* RECORDS SUPPLIED
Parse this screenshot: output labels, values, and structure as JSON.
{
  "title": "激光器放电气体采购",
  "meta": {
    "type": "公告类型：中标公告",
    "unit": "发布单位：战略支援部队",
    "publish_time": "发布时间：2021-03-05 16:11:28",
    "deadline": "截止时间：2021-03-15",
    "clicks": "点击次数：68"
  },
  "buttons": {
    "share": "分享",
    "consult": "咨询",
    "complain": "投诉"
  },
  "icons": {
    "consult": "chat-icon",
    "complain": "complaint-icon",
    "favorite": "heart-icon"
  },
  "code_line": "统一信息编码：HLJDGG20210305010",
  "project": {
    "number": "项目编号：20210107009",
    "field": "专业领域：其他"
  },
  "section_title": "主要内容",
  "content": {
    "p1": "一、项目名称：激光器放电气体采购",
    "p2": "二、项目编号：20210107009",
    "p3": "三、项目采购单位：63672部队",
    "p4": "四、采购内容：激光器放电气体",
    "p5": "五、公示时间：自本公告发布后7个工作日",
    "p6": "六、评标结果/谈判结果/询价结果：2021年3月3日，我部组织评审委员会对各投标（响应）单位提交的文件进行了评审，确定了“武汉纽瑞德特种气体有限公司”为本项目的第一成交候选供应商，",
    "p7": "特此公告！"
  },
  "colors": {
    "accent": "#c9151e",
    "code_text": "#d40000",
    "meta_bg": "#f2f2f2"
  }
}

--

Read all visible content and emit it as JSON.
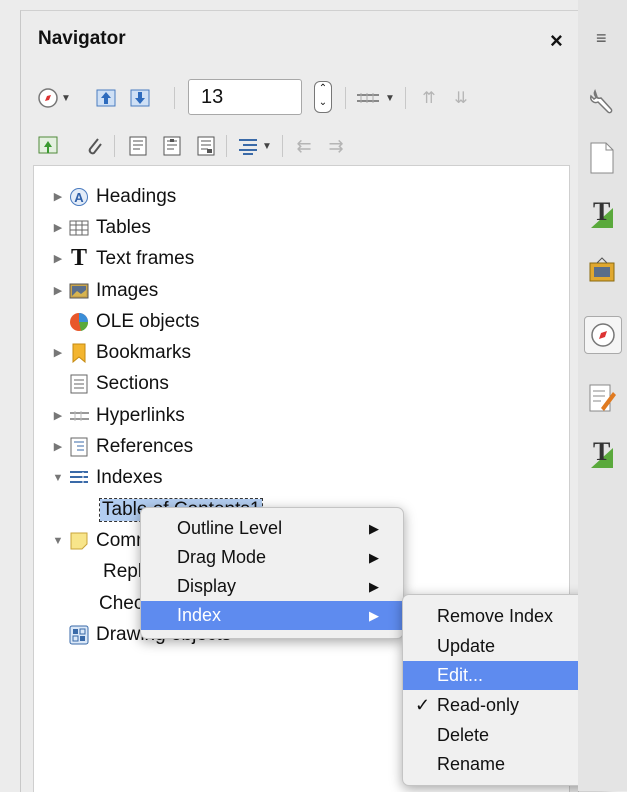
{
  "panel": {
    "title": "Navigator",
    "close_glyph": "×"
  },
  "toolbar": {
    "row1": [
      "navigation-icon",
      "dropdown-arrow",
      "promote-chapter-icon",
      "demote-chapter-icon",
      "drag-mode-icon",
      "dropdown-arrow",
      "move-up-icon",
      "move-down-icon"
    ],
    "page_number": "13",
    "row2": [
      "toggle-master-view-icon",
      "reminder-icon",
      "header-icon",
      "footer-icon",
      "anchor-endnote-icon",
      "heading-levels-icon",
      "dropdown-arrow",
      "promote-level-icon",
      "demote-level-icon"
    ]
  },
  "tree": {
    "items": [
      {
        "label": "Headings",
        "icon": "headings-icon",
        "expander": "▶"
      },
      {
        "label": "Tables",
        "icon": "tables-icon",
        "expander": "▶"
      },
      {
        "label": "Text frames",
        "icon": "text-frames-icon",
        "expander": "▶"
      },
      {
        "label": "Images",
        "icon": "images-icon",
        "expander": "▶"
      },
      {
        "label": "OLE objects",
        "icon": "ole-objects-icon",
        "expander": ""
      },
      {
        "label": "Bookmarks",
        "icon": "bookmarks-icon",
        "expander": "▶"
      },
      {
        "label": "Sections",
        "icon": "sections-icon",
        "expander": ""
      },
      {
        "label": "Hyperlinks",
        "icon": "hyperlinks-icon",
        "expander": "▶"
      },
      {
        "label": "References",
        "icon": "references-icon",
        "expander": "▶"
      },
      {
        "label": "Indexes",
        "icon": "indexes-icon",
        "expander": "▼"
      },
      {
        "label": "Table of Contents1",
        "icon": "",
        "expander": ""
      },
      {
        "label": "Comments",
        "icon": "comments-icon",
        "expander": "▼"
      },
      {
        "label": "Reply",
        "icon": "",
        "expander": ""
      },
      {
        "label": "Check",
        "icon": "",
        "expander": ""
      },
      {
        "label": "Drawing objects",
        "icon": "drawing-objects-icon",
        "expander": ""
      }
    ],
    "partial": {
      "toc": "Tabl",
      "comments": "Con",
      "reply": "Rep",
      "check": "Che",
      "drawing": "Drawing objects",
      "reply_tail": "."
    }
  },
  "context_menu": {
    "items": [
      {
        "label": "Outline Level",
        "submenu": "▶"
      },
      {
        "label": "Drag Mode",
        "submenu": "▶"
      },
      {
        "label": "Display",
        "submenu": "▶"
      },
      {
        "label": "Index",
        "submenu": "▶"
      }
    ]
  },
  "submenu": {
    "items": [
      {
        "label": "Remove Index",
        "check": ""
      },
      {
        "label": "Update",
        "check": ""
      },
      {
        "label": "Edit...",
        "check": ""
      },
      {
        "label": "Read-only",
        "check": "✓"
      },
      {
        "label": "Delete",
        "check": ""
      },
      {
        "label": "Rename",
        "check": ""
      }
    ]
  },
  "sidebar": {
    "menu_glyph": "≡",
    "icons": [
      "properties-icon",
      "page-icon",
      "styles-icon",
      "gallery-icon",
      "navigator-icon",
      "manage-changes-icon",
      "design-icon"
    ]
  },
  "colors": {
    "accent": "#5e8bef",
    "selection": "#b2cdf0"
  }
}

* WHAT YOU SHOULD DO
State the number of lines in the records that include "JSON", and write nothing else.

* EXERCISE ANSWER
2